→ Stated goal:
Every line below must be reproduced exactly. Copy them all.

→ Material for this exercise:
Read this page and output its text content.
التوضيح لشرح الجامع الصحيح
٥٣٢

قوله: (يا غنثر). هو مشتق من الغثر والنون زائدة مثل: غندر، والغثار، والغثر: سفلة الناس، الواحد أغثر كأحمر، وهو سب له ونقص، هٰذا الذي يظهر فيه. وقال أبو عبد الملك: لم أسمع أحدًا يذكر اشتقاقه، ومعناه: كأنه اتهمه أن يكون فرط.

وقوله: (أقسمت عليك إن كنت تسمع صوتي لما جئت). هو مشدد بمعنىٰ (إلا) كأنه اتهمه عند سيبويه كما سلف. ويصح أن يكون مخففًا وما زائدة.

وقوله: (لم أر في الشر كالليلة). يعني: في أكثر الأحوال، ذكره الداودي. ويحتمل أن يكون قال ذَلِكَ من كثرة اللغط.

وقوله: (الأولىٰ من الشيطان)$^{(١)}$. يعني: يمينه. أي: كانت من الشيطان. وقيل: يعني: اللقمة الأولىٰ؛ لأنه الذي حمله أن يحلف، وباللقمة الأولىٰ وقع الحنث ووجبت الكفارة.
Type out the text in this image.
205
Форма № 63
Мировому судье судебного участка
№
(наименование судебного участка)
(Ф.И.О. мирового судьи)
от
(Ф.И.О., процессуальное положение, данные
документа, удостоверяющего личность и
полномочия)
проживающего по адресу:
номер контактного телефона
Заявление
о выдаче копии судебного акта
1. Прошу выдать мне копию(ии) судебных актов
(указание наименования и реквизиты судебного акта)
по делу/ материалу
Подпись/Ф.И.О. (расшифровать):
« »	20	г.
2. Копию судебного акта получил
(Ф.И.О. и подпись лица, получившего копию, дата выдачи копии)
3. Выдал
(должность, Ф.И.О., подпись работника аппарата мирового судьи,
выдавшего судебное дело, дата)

→ Reply to the task:
Read this page and output its text content.
التوضيح لشرح الجامع الصحيح
٥٣٢

قوله: (يا غنثر). هو مشتق من الغثر والنون زائدة مثل: غندر، والغثار، والغثر: سفلة الناس، الواحد أغثر كأحمر، وهو سب له ونقص، هٰذا الذي يظهر فيه. وقال أبو عبد الملك: لم أسمع أحدًا يذكر اشتقاقه، ومعناه: كأنه اتهمه أن يكون فرط.

وقوله: (أقسمت عليك إن كنت تسمع صوتي لما جئت). هو مشدد بمعنىٰ (إلا) كأنه اتهمه عند سيبويه كما سلف. ويصح أن يكون مخففًا وما زائدة.

وقوله: (لم أر في الشر كالليلة). يعني: في أكثر الأحوال، ذكره الداودي. ويحتمل أن يكون قال ذَلِكَ من كثرة اللغط.

وقوله: (الأولىٰ من الشيطان)$^{(١)}$. يعني: يمينه. أي: كانت من الشيطان. وقيل: يعني: اللقمة الأولىٰ؛ لأنه الذي حمله أن يحلف، وباللقمة الأولىٰ وقع الحنث ووجبت الكفارة.
Type out the text in this image.
205
Форма № 63
Мировому судье судебного участка
№
(наименование судебного участка)
(Ф.И.О. мирового судьи)
от
(Ф.И.О., процессуальное положение, данные
документа, удостоверяющего личность и
полномочия)
проживающего по адресу:
номер контактного телефона
Заявление
о выдаче копии судебного акта
1. Прошу выдать мне копию(ии) судебных актов
(указание наименования и реквизиты судебного акта)
по делу/ материалу
Подпись/Ф.И.О. (расшифровать):
« »	20	г.
2. Копию судебного акта получил
(Ф.И.О. и подпись лица, получившего копию, дата выдачи копии)
3. Выдал
(должность, Ф.И.О., подпись работника аппарата мирового судьи,
выдавшего судебное дело, дата)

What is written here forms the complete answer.